§ Collection entries:
---

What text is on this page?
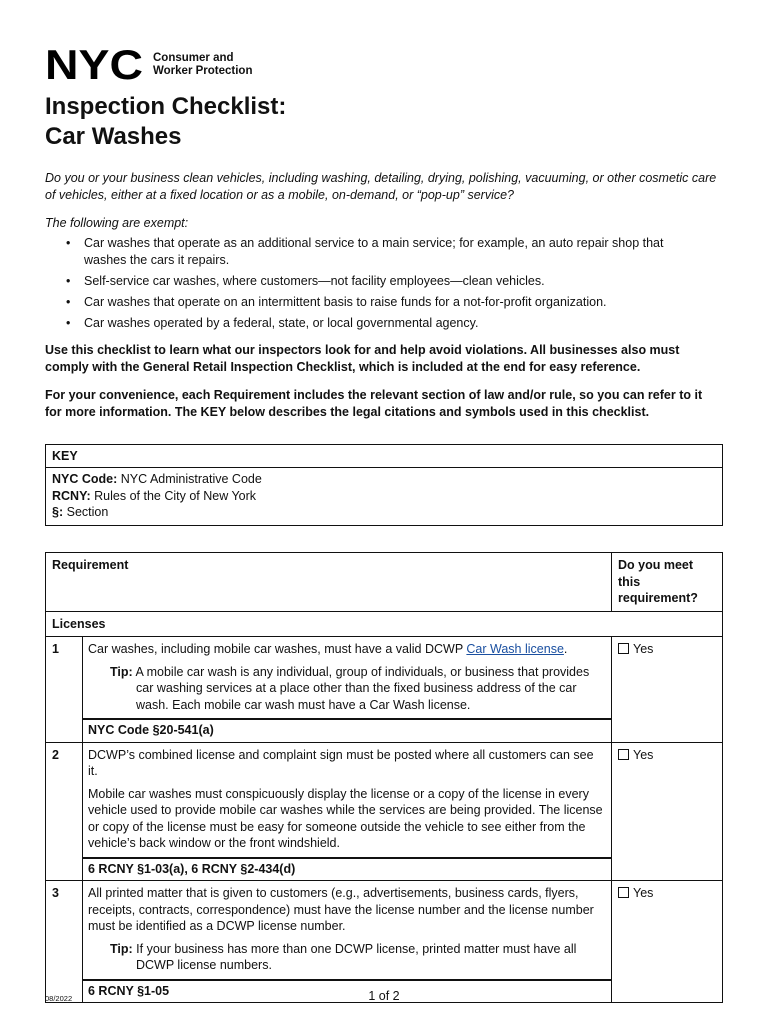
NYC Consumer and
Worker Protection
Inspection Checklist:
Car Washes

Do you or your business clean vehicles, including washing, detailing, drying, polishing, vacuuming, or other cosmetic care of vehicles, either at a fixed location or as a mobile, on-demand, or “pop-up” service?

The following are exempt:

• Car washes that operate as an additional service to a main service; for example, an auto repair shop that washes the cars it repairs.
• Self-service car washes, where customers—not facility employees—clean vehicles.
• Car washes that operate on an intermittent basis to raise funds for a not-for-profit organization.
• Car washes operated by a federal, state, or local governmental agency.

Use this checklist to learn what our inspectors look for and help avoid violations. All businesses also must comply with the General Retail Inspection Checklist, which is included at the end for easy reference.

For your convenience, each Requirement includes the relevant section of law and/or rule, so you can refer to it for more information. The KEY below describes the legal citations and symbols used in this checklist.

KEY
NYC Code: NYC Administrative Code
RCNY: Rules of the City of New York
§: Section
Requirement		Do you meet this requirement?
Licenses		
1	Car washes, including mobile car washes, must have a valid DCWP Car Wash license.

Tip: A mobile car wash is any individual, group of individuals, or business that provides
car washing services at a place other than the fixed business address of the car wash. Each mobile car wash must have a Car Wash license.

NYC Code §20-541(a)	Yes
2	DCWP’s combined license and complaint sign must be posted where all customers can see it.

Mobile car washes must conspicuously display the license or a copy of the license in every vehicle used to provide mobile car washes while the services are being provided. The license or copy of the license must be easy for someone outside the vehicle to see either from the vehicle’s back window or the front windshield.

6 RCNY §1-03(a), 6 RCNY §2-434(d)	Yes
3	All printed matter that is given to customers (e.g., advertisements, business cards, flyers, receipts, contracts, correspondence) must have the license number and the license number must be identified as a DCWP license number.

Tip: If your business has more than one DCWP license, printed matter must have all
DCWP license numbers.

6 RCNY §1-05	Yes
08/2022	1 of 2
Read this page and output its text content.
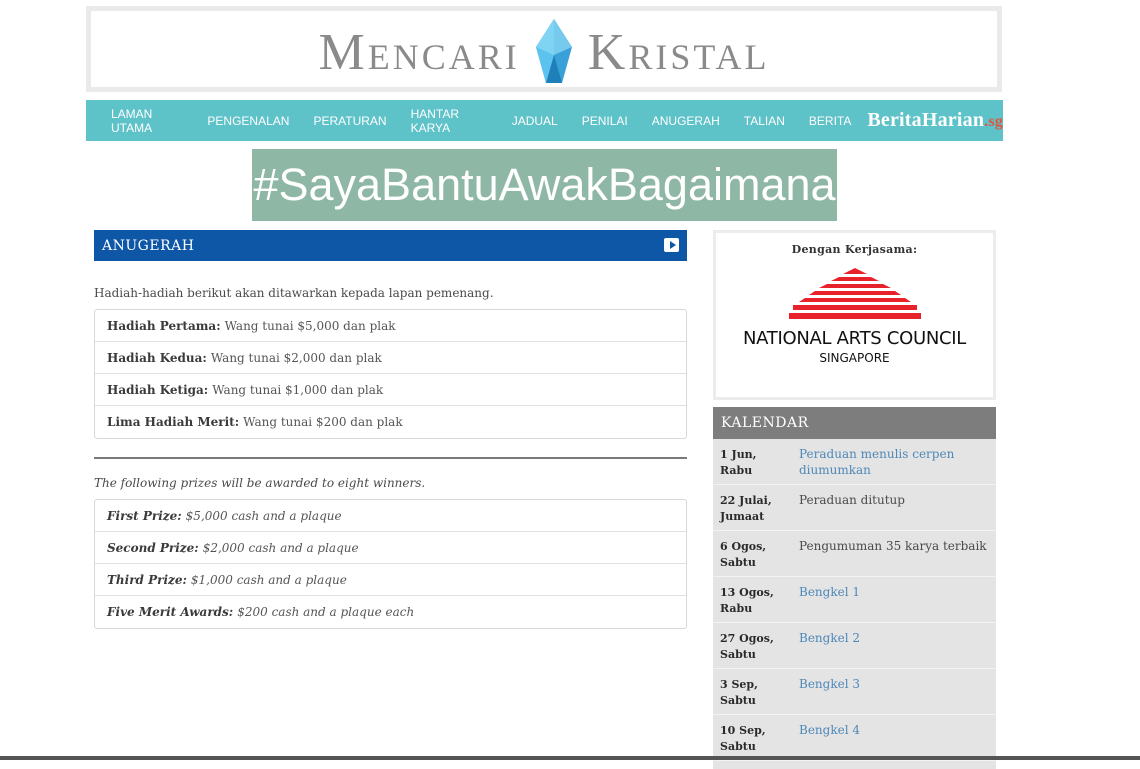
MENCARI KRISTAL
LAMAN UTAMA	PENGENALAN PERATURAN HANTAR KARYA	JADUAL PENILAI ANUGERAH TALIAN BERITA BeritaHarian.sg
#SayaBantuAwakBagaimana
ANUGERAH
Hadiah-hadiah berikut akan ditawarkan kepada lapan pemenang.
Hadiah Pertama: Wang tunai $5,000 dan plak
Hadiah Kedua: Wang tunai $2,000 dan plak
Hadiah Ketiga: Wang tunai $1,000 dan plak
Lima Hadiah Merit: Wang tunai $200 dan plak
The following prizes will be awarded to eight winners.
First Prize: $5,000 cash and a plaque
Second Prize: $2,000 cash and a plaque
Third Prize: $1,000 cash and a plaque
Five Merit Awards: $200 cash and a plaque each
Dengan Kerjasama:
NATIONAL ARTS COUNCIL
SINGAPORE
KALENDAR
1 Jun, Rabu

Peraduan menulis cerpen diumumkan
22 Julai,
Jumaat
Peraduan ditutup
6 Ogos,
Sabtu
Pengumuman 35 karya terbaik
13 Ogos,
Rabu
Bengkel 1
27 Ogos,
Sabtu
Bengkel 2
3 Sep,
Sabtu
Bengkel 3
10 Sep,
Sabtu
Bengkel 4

---

§ INSTRUCTIONS TO FOLLOW: Set the entries down again exactly. Do not include the images.

§ EXERCISE RESPONSE:
What text is on this page?
NYC Consumer and
Worker Protection
Inspection Checklist:
Car Washes

Do you or your business clean vehicles, including washing, detailing, drying, polishing, vacuuming, or other cosmetic care of vehicles, either at a fixed location or as a mobile, on-demand, or “pop-up” service?

The following are exempt:

• Car washes that operate as an additional service to a main service; for example, an auto repair shop that washes the cars it repairs.
• Self-service car washes, where customers—not facility employees—clean vehicles.
• Car washes that operate on an intermittent basis to raise funds for a not-for-profit organization.
• Car washes operated by a federal, state, or local governmental agency.

Use this checklist to learn what our inspectors look for and help avoid violations. All businesses also must comply with the General Retail Inspection Checklist, which is included at the end for easy reference.

For your convenience, each Requirement includes the relevant section of law and/or rule, so you can refer to it for more information. The KEY below describes the legal citations and symbols used in this checklist.

KEY
NYC Code: NYC Administrative Code
RCNY: Rules of the City of New York
§: Section
Requirement		Do you meet this requirement?
Licenses		
1	Car washes, including mobile car washes, must have a valid DCWP Car Wash license.

Tip: A mobile car wash is any individual, group of individuals, or business that provides
car washing services at a place other than the fixed business address of the car wash. Each mobile car wash must have a Car Wash license.

NYC Code §20-541(a)	Yes
2	DCWP’s combined license and complaint sign must be posted where all customers can see it.

Mobile car washes must conspicuously display the license or a copy of the license in every vehicle used to provide mobile car washes while the services are being provided. The license or copy of the license must be easy for someone outside the vehicle to see either from the vehicle’s back window or the front windshield.

6 RCNY §1-03(a), 6 RCNY §2-434(d)	Yes
3	All printed matter that is given to customers (e.g., advertisements, business cards, flyers, receipts, contracts, correspondence) must have the license number and the license number must be identified as a DCWP license number.

Tip: If your business has more than one DCWP license, printed matter must have all
DCWP license numbers.

6 RCNY §1-05	Yes
08/2022	1 of 2
Read this page and output its text content.
MENCARI KRISTAL
LAMAN UTAMA	PENGENALAN PERATURAN HANTAR KARYA	JADUAL PENILAI ANUGERAH TALIAN BERITA BeritaHarian.sg
#SayaBantuAwakBagaimana
ANUGERAH
Hadiah-hadiah berikut akan ditawarkan kepada lapan pemenang.
Hadiah Pertama: Wang tunai $5,000 dan plak
Hadiah Kedua: Wang tunai $2,000 dan plak
Hadiah Ketiga: Wang tunai $1,000 dan plak
Lima Hadiah Merit: Wang tunai $200 dan plak
The following prizes will be awarded to eight winners.
First Prize: $5,000 cash and a plaque
Second Prize: $2,000 cash and a plaque
Third Prize: $1,000 cash and a plaque
Five Merit Awards: $200 cash and a plaque each
Dengan Kerjasama:
NATIONAL ARTS COUNCIL
SINGAPORE
KALENDAR
1 Jun, Rabu

Peraduan menulis cerpen diumumkan
22 Julai,
Jumaat
Peraduan ditutup
6 Ogos,
Sabtu
Pengumuman 35 karya terbaik
13 Ogos,
Rabu
Bengkel 1
27 Ogos,
Sabtu
Bengkel 2
3 Sep,
Sabtu
Bengkel 3
10 Sep,
Sabtu
Bengkel 4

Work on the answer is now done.